§ SUPPLIED INFORMATION:
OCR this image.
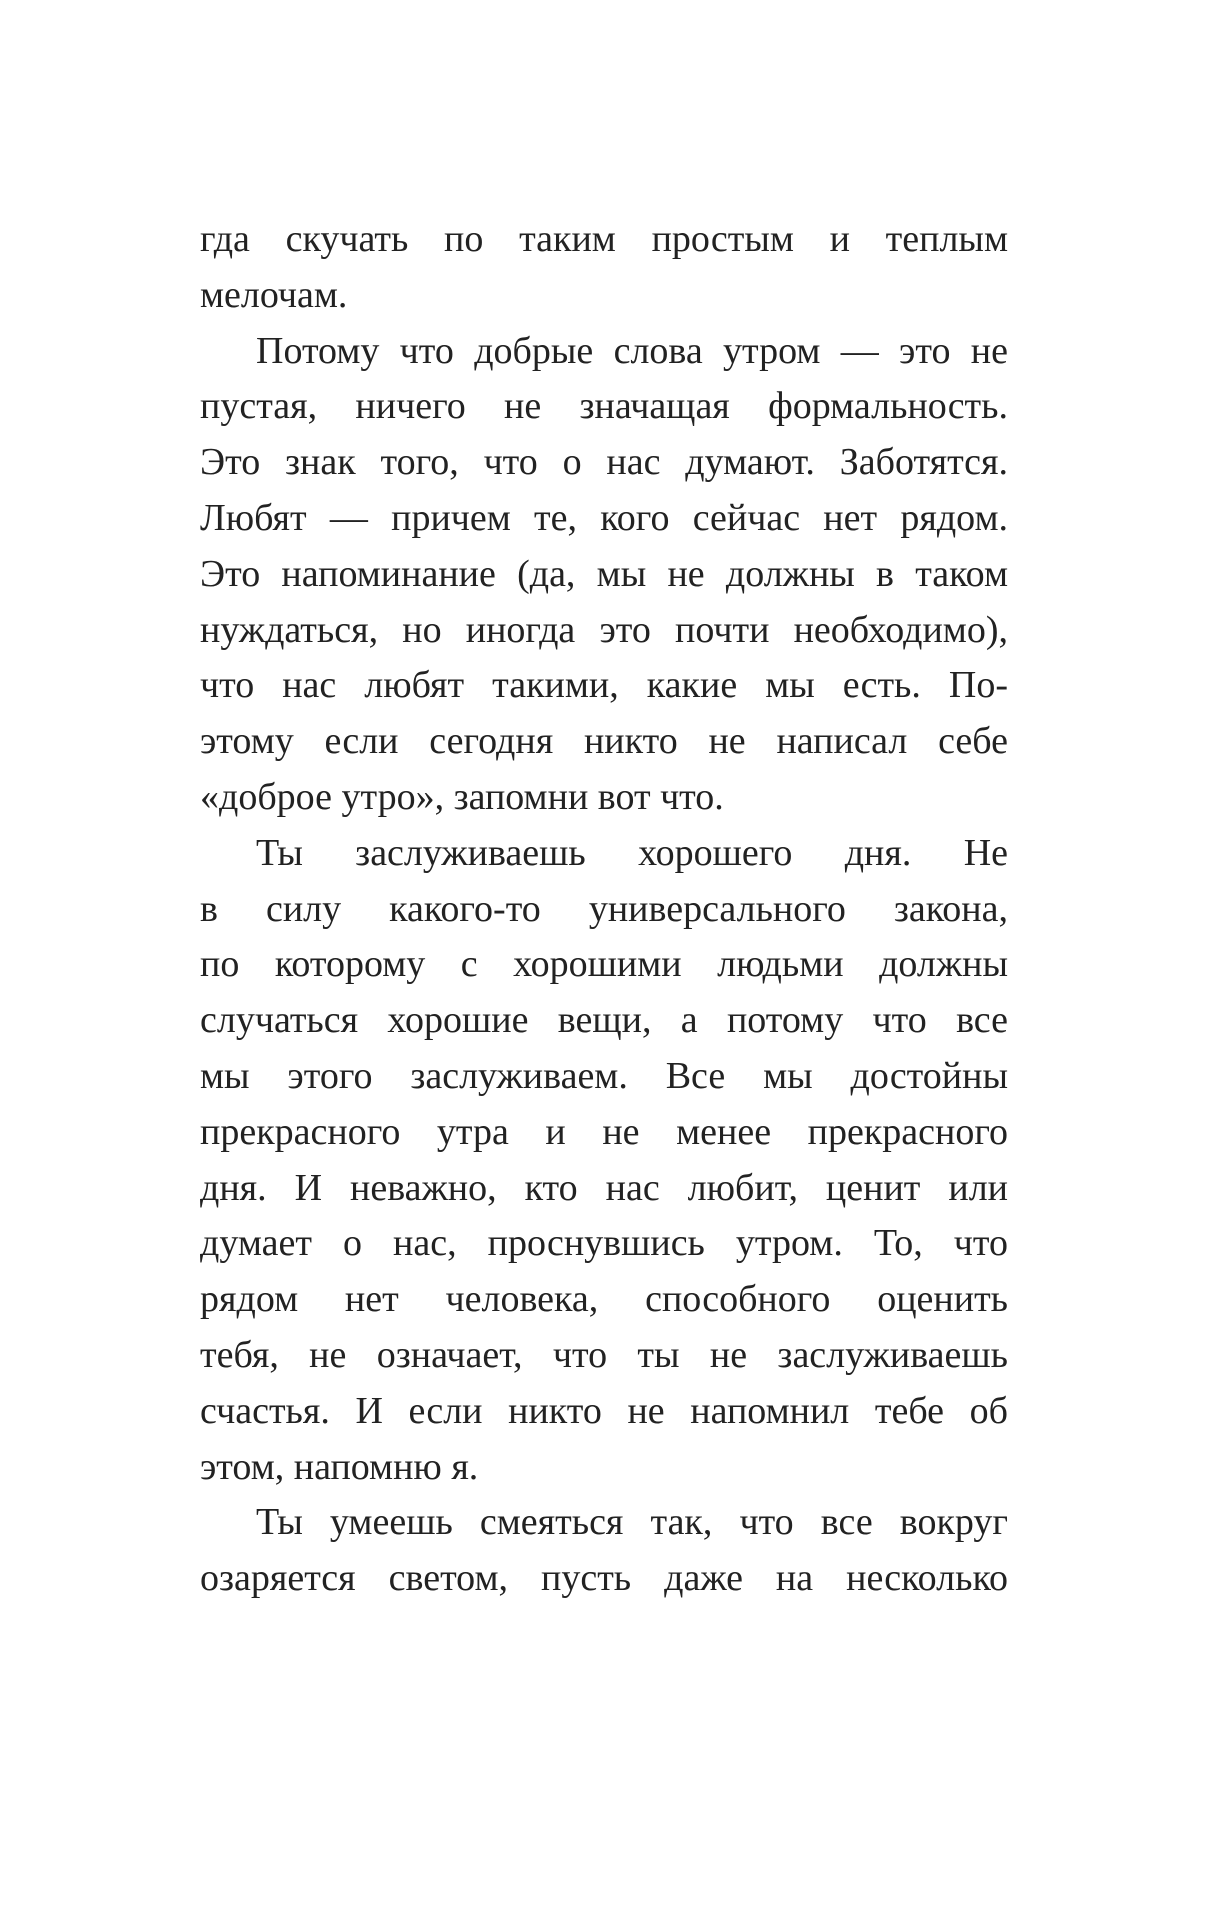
гда скучать по таким простым и теплым
мелочам.
Потому что добрые слова утром — это не
пустая, ничего не значащая формальность.
Это знак того, что о нас думают. Заботятся.
Любят — причем те, кого сейчас нет рядом.
Это напоминание (да, мы не должны в таком
нуждаться, но иногда это почти необходимо),
что нас любят такими, какие мы есть. По-
этому если сегодня никто не написал себе
«доброе утро», запомни вот что.
Ты заслуживаешь хорошего дня. Не
в силу какого-то универсального закона,
по которому с хорошими людьми должны
случаться хорошие вещи, а потому что все
мы этого заслуживаем. Все мы достойны
прекрасного утра и не менее прекрасного
дня. И неважно, кто нас любит, ценит или
думает о нас, проснувшись утром. То, что
рядом нет человека, способного оценить
тебя, не означает, что ты не заслуживаешь
счастья. И если никто не напомнил тебе об
этом, напомню я.
Ты умеешь смеяться так, что все вокруг
озаряется светом, пусть даже на несколько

§ GIVEN PROBLEM: Identify the lines in the entries above that contain "должны", then copy them out.

§ OUTPUT:
Это напоминание (да, мы не должны в таком
по которому с хорошими людьми должны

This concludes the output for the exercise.